# WORK TO COMPLETE
Write out the full listing exactly as given, minus the images.

# DATA SUPPLIED
↓
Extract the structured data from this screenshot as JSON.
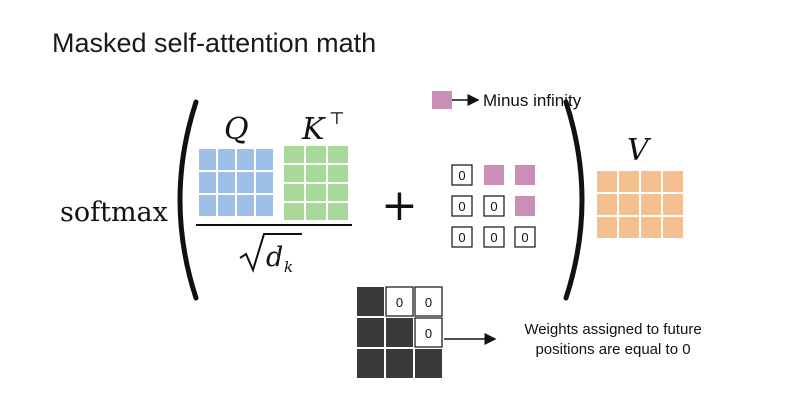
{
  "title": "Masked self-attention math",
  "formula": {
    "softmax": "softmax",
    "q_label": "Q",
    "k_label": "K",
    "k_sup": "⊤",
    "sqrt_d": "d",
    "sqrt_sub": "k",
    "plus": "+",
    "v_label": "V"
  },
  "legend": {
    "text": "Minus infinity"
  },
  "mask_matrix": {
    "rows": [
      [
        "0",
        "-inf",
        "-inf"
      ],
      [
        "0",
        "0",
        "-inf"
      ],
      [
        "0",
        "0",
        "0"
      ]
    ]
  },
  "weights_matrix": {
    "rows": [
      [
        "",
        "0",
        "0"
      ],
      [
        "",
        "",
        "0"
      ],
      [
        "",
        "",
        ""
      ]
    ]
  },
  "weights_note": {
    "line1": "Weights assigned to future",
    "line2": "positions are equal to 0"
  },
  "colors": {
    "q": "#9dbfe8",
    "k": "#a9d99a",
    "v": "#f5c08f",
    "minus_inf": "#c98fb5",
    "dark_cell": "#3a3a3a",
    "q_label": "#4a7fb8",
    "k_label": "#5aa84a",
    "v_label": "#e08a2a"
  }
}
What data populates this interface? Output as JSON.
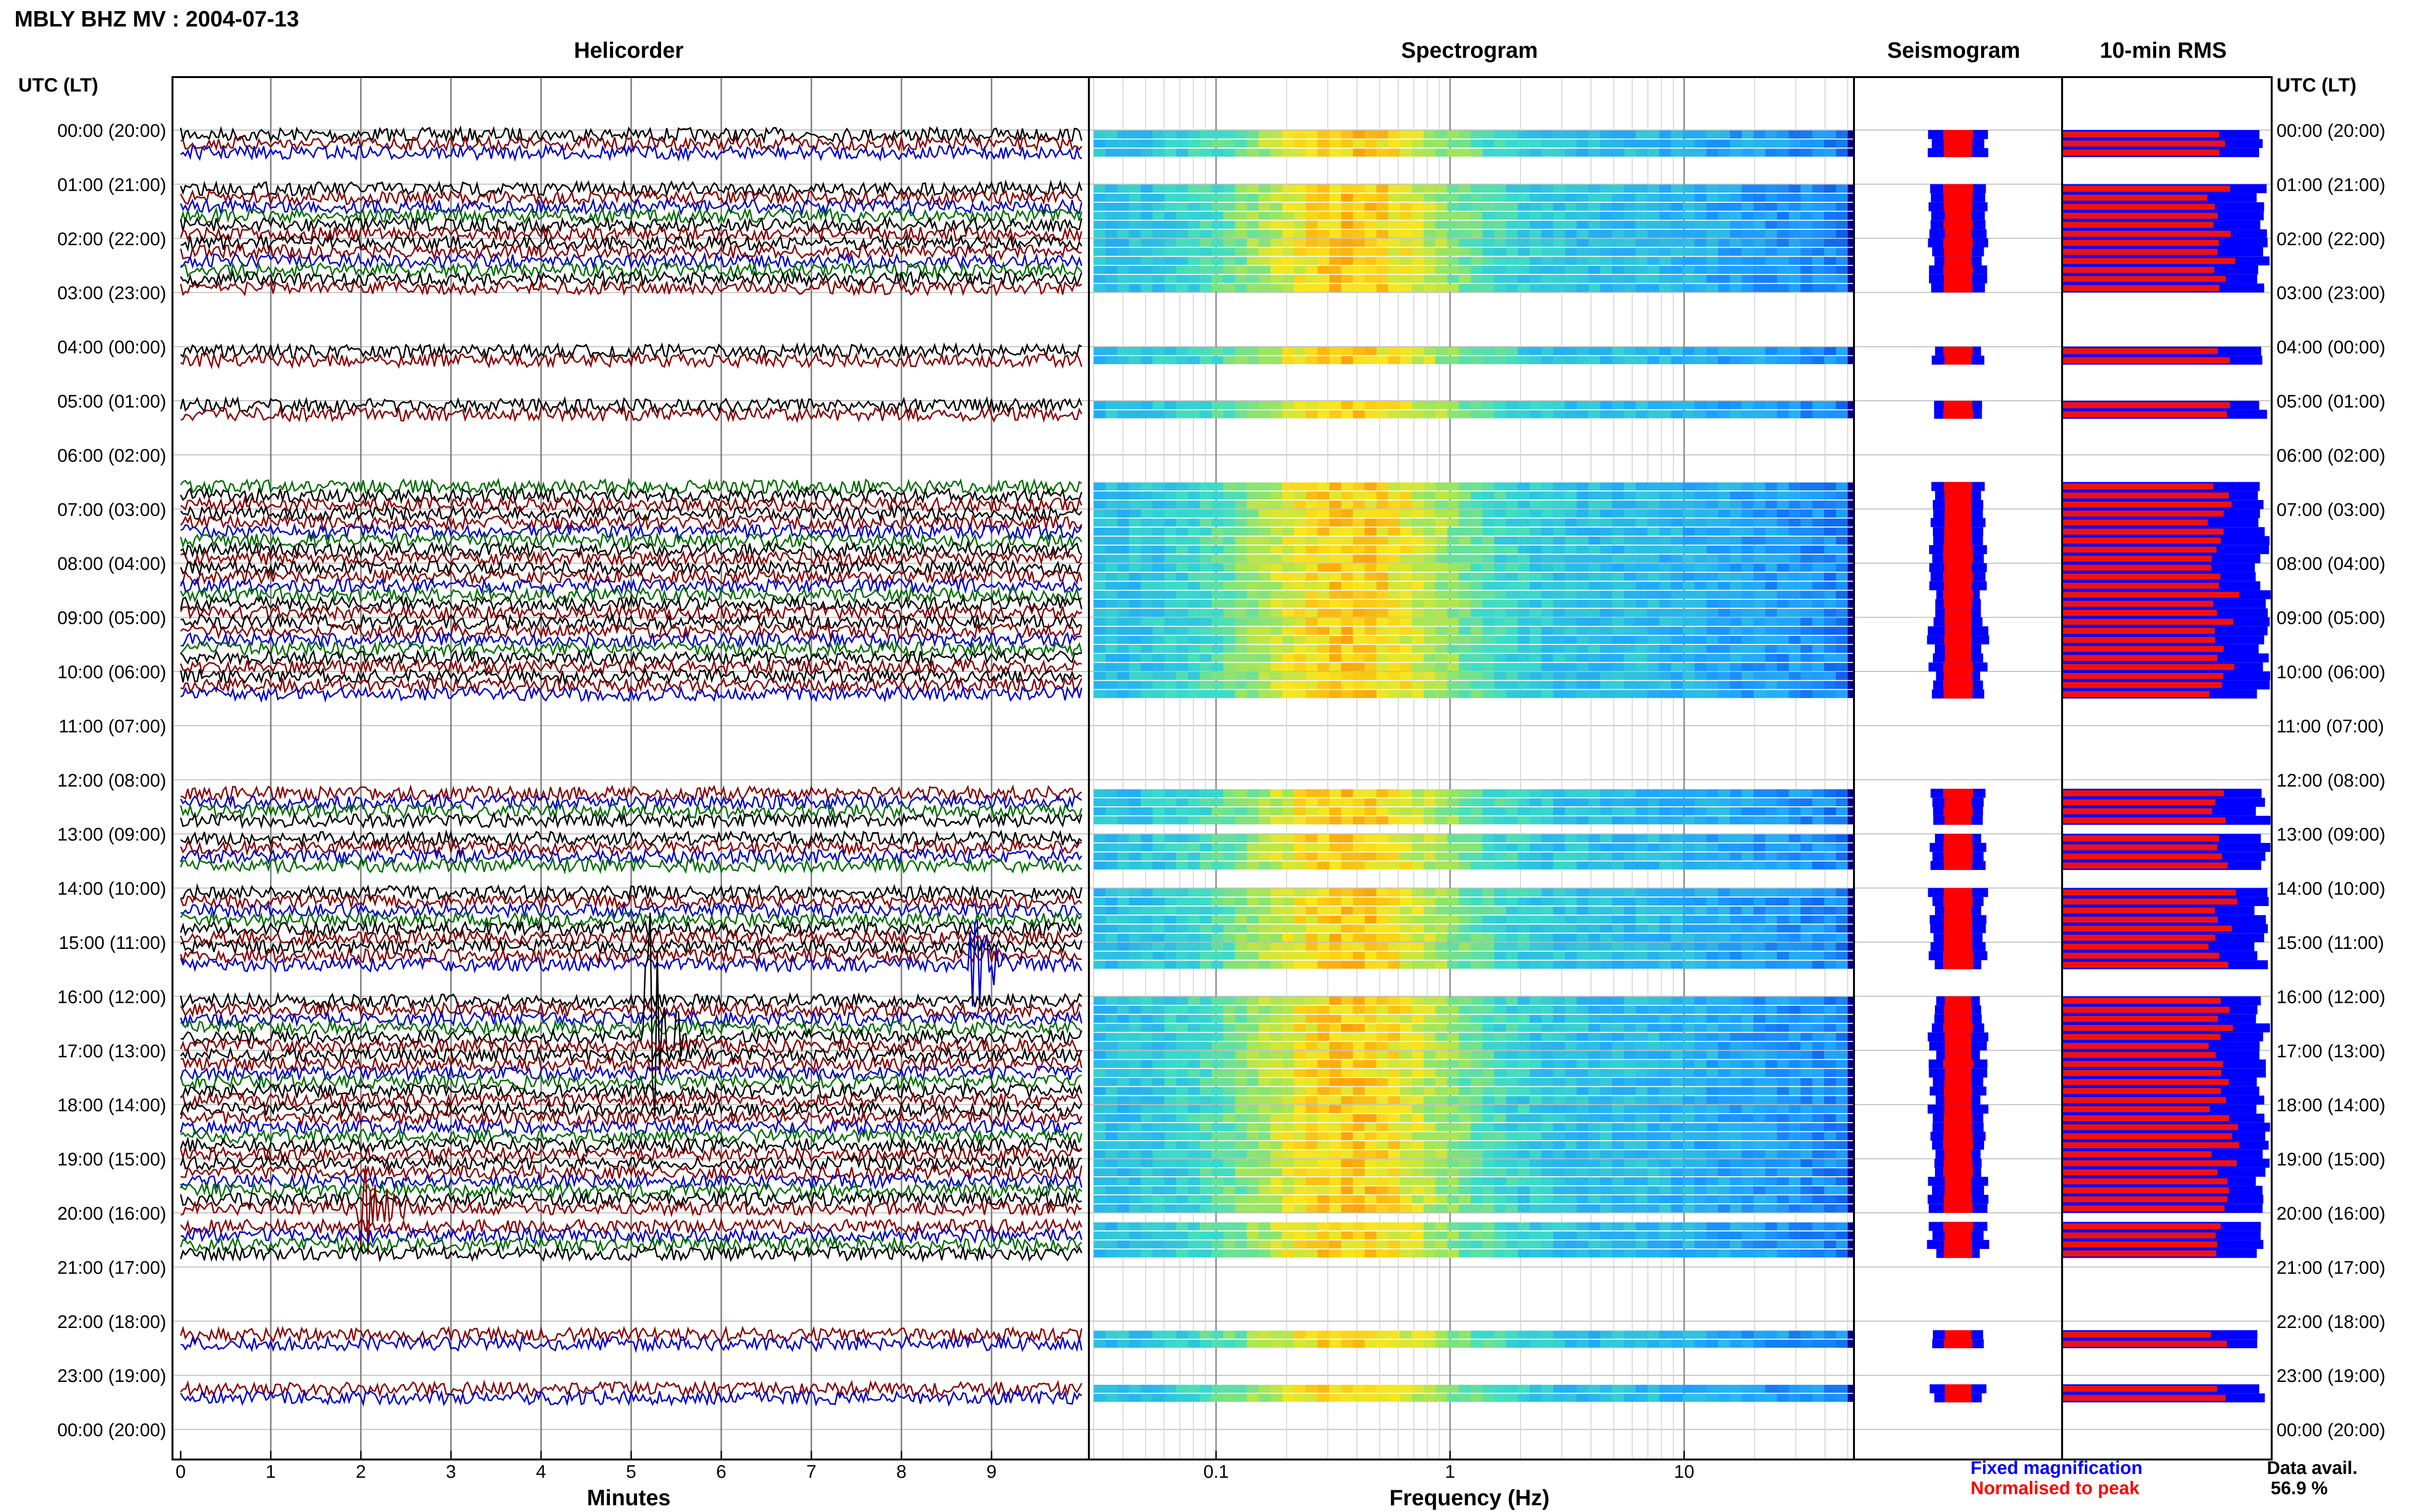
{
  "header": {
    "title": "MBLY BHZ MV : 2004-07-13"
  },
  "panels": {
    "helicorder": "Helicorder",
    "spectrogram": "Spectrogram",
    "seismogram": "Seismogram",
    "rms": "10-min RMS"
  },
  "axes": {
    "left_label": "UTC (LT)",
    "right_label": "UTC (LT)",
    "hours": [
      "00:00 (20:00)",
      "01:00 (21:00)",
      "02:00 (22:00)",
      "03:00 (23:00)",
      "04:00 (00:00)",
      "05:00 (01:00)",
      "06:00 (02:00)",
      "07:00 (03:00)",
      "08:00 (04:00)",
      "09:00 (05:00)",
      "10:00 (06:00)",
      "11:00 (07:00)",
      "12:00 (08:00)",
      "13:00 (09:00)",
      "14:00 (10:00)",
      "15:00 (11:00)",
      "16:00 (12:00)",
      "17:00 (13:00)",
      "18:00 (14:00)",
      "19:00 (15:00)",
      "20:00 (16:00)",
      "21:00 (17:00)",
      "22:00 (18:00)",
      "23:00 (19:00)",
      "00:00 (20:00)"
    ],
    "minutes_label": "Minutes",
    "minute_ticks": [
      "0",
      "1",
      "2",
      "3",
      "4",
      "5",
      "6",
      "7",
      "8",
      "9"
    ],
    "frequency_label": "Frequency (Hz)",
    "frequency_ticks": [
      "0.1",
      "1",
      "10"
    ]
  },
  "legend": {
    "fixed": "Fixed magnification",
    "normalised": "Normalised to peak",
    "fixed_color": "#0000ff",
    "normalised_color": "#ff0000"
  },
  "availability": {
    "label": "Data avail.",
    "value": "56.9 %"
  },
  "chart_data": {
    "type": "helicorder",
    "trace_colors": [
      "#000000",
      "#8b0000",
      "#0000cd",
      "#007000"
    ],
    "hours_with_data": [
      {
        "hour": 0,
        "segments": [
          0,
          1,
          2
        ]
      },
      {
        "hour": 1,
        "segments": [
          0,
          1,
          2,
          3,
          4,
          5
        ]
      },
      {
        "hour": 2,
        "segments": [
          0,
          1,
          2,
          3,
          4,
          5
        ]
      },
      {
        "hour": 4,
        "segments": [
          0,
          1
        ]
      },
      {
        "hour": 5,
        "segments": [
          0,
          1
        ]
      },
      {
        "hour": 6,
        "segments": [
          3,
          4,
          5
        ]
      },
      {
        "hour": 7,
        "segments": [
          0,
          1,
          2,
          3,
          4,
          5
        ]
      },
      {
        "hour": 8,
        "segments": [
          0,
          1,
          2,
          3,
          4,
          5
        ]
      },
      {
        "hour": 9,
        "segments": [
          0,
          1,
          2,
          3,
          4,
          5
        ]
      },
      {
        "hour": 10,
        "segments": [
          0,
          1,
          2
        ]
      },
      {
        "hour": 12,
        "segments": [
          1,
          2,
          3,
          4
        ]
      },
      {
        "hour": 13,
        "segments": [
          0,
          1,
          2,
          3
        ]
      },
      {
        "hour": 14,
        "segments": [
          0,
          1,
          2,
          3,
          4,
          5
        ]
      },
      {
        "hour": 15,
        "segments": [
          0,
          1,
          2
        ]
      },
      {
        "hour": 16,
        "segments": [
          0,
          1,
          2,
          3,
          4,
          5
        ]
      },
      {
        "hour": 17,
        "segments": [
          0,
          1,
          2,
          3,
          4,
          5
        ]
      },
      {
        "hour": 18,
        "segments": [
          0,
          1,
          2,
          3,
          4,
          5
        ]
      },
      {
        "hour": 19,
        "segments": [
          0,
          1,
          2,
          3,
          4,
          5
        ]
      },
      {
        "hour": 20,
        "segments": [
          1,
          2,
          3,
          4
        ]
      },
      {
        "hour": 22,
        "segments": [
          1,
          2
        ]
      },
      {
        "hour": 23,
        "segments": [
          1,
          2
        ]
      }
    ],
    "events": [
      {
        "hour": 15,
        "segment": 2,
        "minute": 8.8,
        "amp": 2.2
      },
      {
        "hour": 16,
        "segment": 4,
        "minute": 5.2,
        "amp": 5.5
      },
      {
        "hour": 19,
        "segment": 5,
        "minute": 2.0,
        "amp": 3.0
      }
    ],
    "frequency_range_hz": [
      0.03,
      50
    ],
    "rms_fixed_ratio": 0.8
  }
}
↑
# RESULT OF THIS TASK
Extract the structured data from this screenshot as JSON.
{
  "title": "Masked self-attention math",
  "formula": {
    "softmax": "softmax",
    "q_label": "Q",
    "k_label": "K",
    "k_sup": "⊤",
    "sqrt_d": "d",
    "sqrt_sub": "k",
    "plus": "+",
    "v_label": "V"
  },
  "legend": {
    "text": "Minus infinity"
  },
  "mask_matrix": {
    "rows": [
      [
        "0",
        "-inf",
        "-inf"
      ],
      [
        "0",
        "0",
        "-inf"
      ],
      [
        "0",
        "0",
        "0"
      ]
    ]
  },
  "weights_matrix": {
    "rows": [
      [
        "",
        "0",
        "0"
      ],
      [
        "",
        "",
        "0"
      ],
      [
        "",
        "",
        ""
      ]
    ]
  },
  "weights_note": {
    "line1": "Weights assigned to future",
    "line2": "positions are equal to 0"
  },
  "colors": {
    "q": "#9dbfe8",
    "k": "#a9d99a",
    "v": "#f5c08f",
    "minus_inf": "#c98fb5",
    "dark_cell": "#3a3a3a",
    "q_label": "#4a7fb8",
    "k_label": "#5aa84a",
    "v_label": "#e08a2a"
  }
}
What data populates this interface? Output as JSON.
{
  "header": {
    "title": "MBLY BHZ MV : 2004-07-13"
  },
  "panels": {
    "helicorder": "Helicorder",
    "spectrogram": "Spectrogram",
    "seismogram": "Seismogram",
    "rms": "10-min RMS"
  },
  "axes": {
    "left_label": "UTC (LT)",
    "right_label": "UTC (LT)",
    "hours": [
      "00:00 (20:00)",
      "01:00 (21:00)",
      "02:00 (22:00)",
      "03:00 (23:00)",
      "04:00 (00:00)",
      "05:00 (01:00)",
      "06:00 (02:00)",
      "07:00 (03:00)",
      "08:00 (04:00)",
      "09:00 (05:00)",
      "10:00 (06:00)",
      "11:00 (07:00)",
      "12:00 (08:00)",
      "13:00 (09:00)",
      "14:00 (10:00)",
      "15:00 (11:00)",
      "16:00 (12:00)",
      "17:00 (13:00)",
      "18:00 (14:00)",
      "19:00 (15:00)",
      "20:00 (16:00)",
      "21:00 (17:00)",
      "22:00 (18:00)",
      "23:00 (19:00)",
      "00:00 (20:00)"
    ],
    "minutes_label": "Minutes",
    "minute_ticks": [
      "0",
      "1",
      "2",
      "3",
      "4",
      "5",
      "6",
      "7",
      "8",
      "9"
    ],
    "frequency_label": "Frequency (Hz)",
    "frequency_ticks": [
      "0.1",
      "1",
      "10"
    ]
  },
  "legend": {
    "fixed": "Fixed magnification",
    "normalised": "Normalised to peak",
    "fixed_color": "#0000ff",
    "normalised_color": "#ff0000"
  },
  "availability": {
    "label": "Data avail.",
    "value": "56.9 %"
  },
  "chart_data": {
    "type": "helicorder",
    "trace_colors": [
      "#000000",
      "#8b0000",
      "#0000cd",
      "#007000"
    ],
    "hours_with_data": [
      {
        "hour": 0,
        "segments": [
          0,
          1,
          2
        ]
      },
      {
        "hour": 1,
        "segments": [
          0,
          1,
          2,
          3,
          4,
          5
        ]
      },
      {
        "hour": 2,
        "segments": [
          0,
          1,
          2,
          3,
          4,
          5
        ]
      },
      {
        "hour": 4,
        "segments": [
          0,
          1
        ]
      },
      {
        "hour": 5,
        "segments": [
          0,
          1
        ]
      },
      {
        "hour": 6,
        "segments": [
          3,
          4,
          5
        ]
      },
      {
        "hour": 7,
        "segments": [
          0,
          1,
          2,
          3,
          4,
          5
        ]
      },
      {
        "hour": 8,
        "segments": [
          0,
          1,
          2,
          3,
          4,
          5
        ]
      },
      {
        "hour": 9,
        "segments": [
          0,
          1,
          2,
          3,
          4,
          5
        ]
      },
      {
        "hour": 10,
        "segments": [
          0,
          1,
          2
        ]
      },
      {
        "hour": 12,
        "segments": [
          1,
          2,
          3,
          4
        ]
      },
      {
        "hour": 13,
        "segments": [
          0,
          1,
          2,
          3
        ]
      },
      {
        "hour": 14,
        "segments": [
          0,
          1,
          2,
          3,
          4,
          5
        ]
      },
      {
        "hour": 15,
        "segments": [
          0,
          1,
          2
        ]
      },
      {
        "hour": 16,
        "segments": [
          0,
          1,
          2,
          3,
          4,
          5
        ]
      },
      {
        "hour": 17,
        "segments": [
          0,
          1,
          2,
          3,
          4,
          5
        ]
      },
      {
        "hour": 18,
        "segments": [
          0,
          1,
          2,
          3,
          4,
          5
        ]
      },
      {
        "hour": 19,
        "segments": [
          0,
          1,
          2,
          3,
          4,
          5
        ]
      },
      {
        "hour": 20,
        "segments": [
          1,
          2,
          3,
          4
        ]
      },
      {
        "hour": 22,
        "segments": [
          1,
          2
        ]
      },
      {
        "hour": 23,
        "segments": [
          1,
          2
        ]
      }
    ],
    "events": [
      {
        "hour": 15,
        "segment": 2,
        "minute": 8.8,
        "amp": 2.2
      },
      {
        "hour": 16,
        "segment": 4,
        "minute": 5.2,
        "amp": 5.5
      },
      {
        "hour": 19,
        "segment": 5,
        "minute": 2.0,
        "amp": 3.0
      }
    ],
    "frequency_range_hz": [
      0.03,
      50
    ],
    "rms_fixed_ratio": 0.8
  }
}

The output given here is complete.